Directions
Pull every line with the word "ABOUT" out of the entries below.

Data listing
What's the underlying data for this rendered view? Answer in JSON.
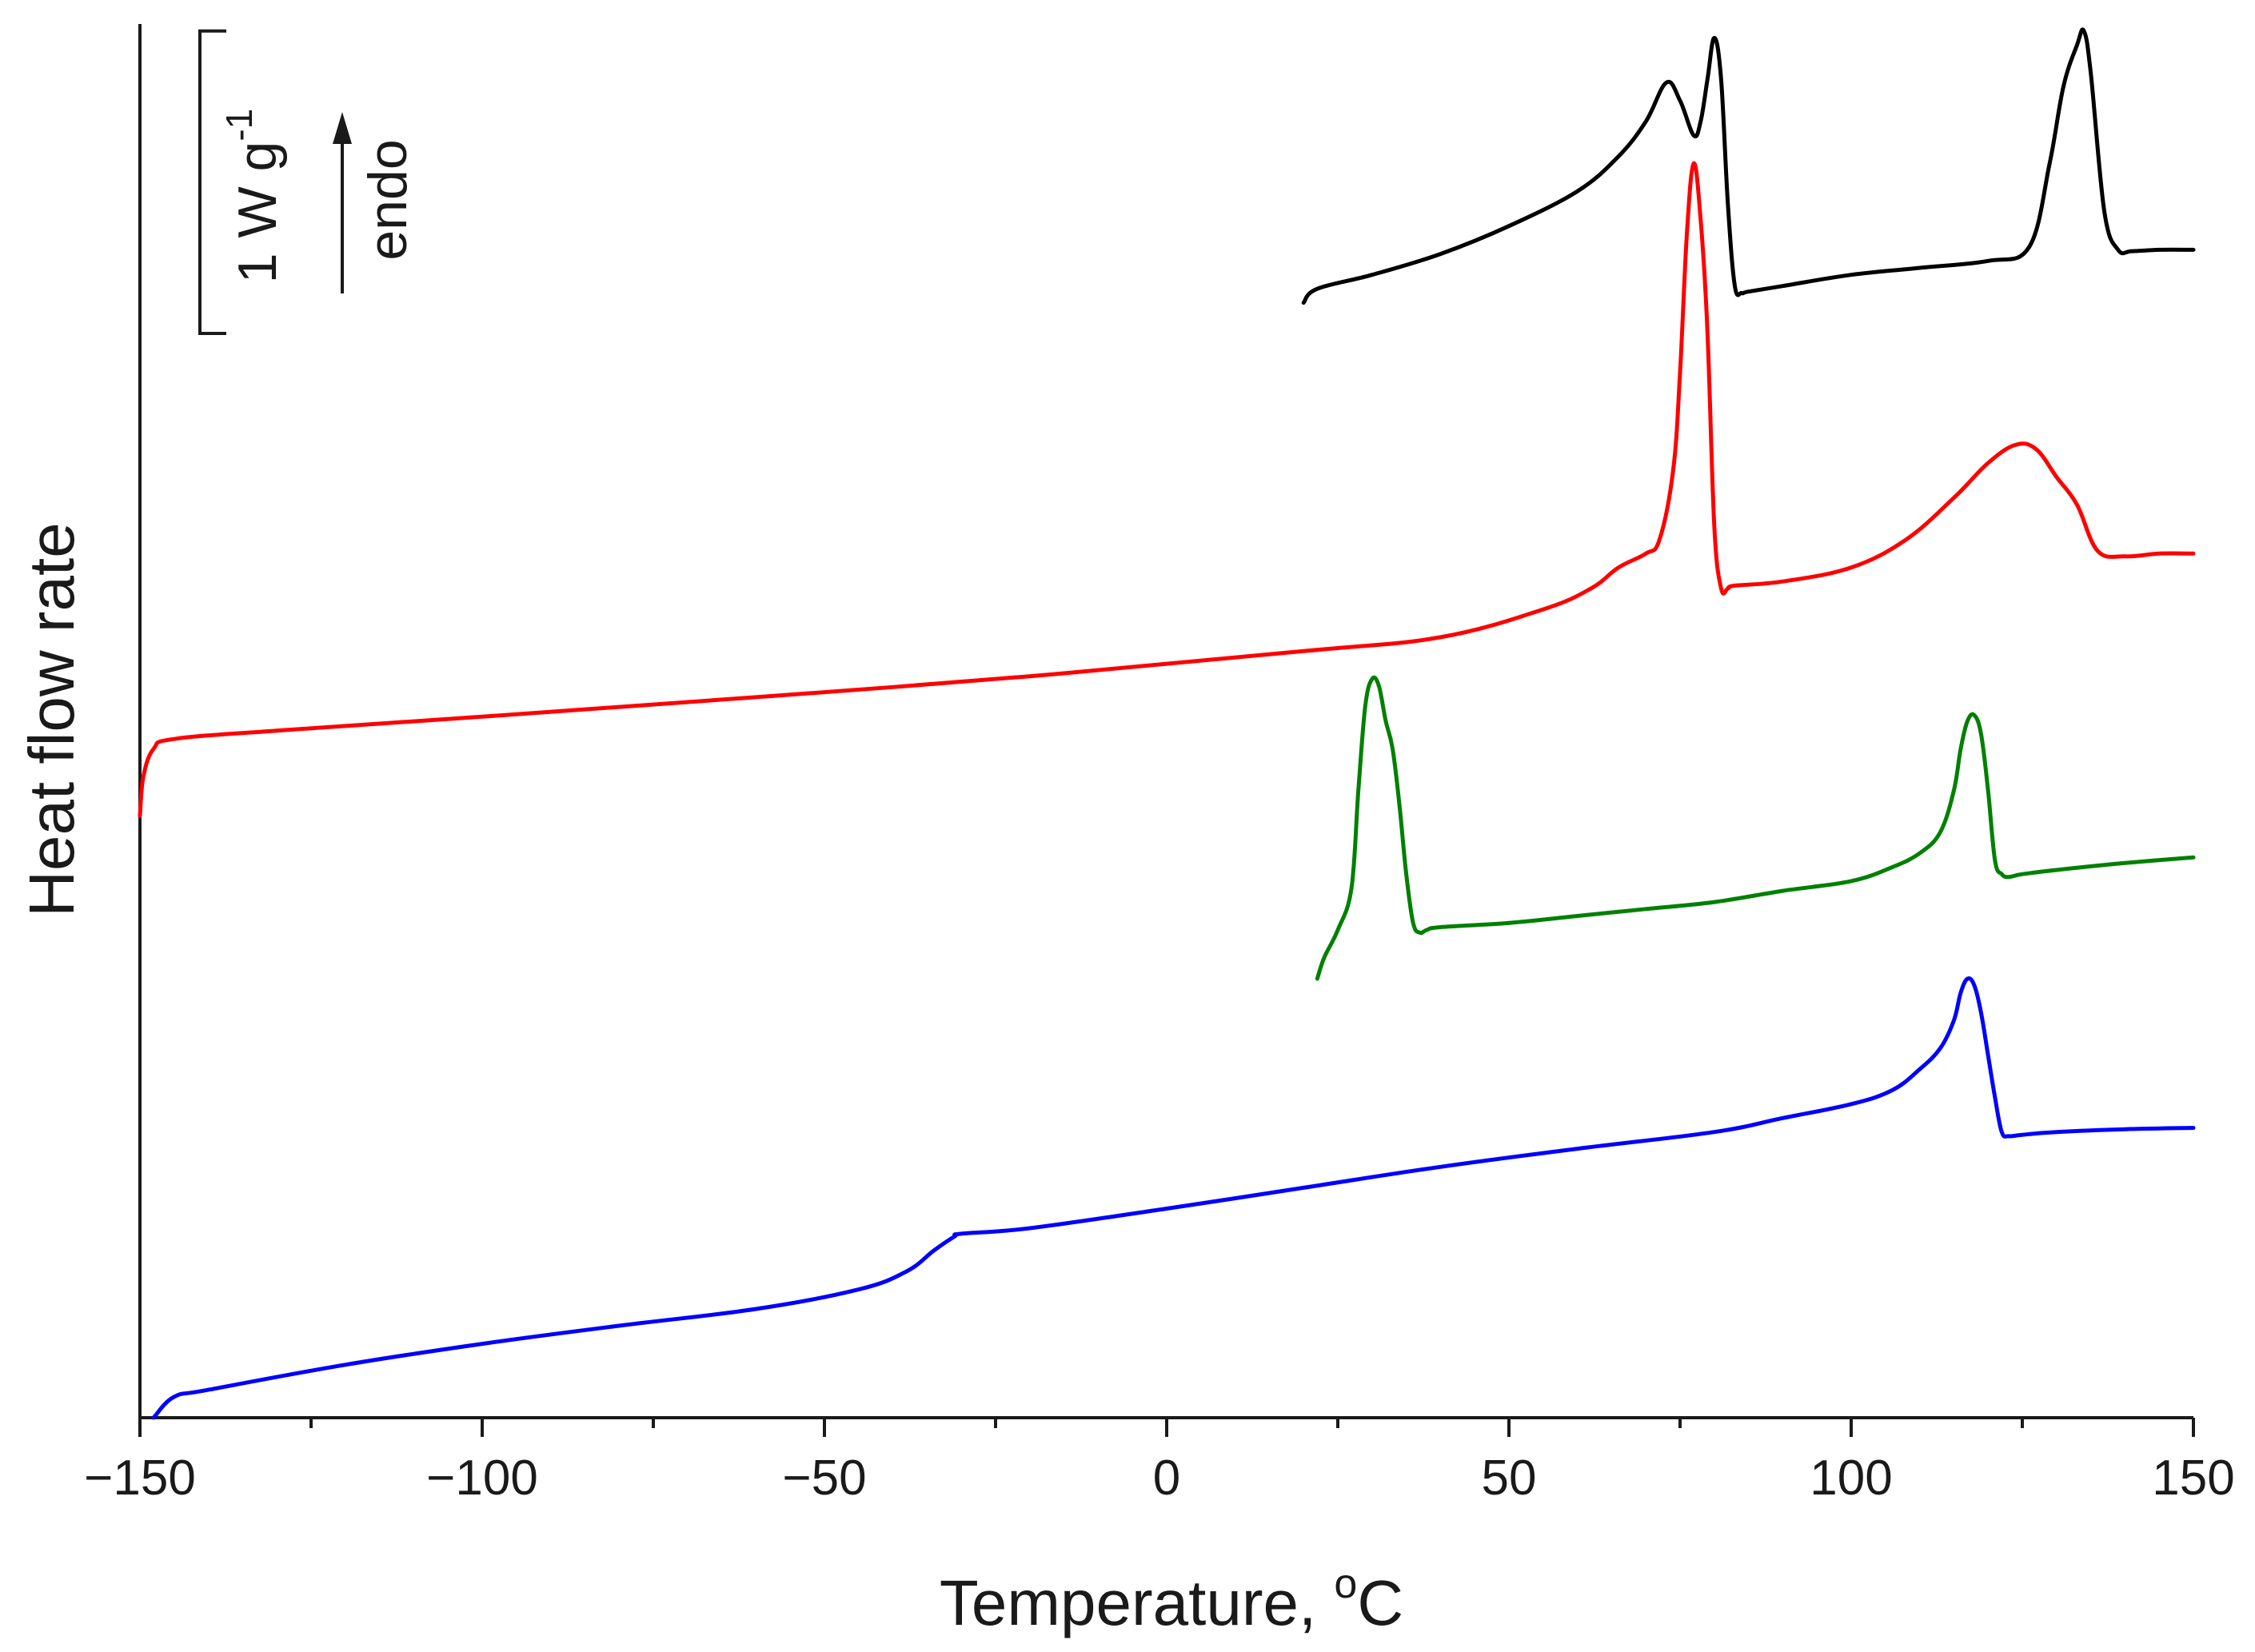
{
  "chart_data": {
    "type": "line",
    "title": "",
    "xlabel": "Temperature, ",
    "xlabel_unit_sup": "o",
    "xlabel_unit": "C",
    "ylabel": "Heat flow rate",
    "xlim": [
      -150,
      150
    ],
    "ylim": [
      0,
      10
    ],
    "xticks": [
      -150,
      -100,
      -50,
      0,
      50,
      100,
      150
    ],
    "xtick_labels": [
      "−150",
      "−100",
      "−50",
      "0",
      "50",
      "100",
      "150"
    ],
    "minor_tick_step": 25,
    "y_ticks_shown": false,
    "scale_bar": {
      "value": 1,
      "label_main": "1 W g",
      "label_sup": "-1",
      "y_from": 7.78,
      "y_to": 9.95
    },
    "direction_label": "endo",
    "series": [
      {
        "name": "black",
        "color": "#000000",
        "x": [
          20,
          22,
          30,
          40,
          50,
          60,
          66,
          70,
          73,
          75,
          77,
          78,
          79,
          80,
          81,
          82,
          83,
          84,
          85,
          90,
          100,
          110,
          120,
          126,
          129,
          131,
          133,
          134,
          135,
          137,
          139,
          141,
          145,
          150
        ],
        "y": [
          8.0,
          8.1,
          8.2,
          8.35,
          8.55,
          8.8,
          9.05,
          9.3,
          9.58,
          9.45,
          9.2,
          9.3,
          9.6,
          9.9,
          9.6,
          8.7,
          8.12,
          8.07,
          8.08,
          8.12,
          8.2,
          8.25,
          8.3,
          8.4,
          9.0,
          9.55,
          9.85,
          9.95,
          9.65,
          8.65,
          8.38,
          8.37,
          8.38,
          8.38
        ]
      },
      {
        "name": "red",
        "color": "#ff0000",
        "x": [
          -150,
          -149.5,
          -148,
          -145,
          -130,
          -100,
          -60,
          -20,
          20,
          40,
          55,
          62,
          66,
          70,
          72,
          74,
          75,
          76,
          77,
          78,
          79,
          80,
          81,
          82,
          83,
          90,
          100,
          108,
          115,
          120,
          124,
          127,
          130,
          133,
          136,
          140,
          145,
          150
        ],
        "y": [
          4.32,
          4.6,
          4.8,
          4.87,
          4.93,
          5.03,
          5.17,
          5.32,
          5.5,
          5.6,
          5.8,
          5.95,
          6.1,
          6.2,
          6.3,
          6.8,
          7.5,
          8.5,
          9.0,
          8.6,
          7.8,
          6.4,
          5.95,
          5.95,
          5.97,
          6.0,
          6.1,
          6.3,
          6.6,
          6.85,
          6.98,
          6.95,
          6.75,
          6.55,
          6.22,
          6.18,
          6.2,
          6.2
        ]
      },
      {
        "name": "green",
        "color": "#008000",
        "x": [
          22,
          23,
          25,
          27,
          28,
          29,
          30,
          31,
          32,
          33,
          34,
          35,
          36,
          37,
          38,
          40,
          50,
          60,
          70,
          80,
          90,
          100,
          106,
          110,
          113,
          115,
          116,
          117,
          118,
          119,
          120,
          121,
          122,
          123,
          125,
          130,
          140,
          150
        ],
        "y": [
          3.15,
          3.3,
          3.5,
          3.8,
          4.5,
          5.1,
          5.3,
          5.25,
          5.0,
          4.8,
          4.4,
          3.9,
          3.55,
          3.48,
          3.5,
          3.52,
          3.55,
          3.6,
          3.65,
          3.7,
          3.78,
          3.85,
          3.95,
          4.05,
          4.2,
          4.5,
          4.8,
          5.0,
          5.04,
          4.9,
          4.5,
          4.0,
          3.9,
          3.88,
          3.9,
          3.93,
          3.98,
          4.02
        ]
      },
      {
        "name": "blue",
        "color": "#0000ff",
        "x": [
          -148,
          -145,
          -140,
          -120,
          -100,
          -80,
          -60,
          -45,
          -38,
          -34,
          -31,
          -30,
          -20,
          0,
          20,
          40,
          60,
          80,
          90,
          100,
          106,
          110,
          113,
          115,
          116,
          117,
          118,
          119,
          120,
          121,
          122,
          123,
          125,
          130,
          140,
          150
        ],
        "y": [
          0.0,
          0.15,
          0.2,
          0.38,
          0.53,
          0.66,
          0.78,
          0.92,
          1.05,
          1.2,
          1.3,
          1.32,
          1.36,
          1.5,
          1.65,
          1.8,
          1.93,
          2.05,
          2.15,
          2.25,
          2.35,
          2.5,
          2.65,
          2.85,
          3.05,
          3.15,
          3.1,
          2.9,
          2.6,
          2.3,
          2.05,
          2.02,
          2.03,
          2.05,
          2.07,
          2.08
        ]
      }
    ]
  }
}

==

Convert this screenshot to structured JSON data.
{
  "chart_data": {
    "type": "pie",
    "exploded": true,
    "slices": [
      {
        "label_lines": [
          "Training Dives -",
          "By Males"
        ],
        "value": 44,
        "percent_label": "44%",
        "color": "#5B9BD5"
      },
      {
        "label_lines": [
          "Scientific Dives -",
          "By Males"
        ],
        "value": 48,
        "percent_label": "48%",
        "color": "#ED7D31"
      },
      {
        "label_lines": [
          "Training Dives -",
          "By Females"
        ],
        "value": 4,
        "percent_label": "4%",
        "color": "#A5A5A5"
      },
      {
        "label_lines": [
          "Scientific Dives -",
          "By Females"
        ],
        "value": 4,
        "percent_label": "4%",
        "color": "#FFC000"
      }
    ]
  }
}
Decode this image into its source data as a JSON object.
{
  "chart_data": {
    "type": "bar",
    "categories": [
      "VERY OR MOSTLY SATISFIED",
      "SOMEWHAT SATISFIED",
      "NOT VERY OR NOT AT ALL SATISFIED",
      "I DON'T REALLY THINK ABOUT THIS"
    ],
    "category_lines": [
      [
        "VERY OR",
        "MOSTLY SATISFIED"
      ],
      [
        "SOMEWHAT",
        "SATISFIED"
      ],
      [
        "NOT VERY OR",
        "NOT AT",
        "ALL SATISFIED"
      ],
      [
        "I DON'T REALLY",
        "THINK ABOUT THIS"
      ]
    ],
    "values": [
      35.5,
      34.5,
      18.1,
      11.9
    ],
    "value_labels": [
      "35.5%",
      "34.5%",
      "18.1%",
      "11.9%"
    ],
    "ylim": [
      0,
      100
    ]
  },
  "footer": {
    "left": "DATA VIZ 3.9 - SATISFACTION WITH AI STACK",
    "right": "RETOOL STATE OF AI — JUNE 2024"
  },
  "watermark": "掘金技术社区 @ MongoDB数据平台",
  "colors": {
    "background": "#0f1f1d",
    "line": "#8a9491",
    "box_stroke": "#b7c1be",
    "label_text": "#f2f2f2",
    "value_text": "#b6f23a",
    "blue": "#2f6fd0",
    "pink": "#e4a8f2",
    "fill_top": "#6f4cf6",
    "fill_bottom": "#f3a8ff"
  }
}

Expected output
      "I DON'T REALLY THINK ABOUT THIS"
        "THINK ABOUT THIS"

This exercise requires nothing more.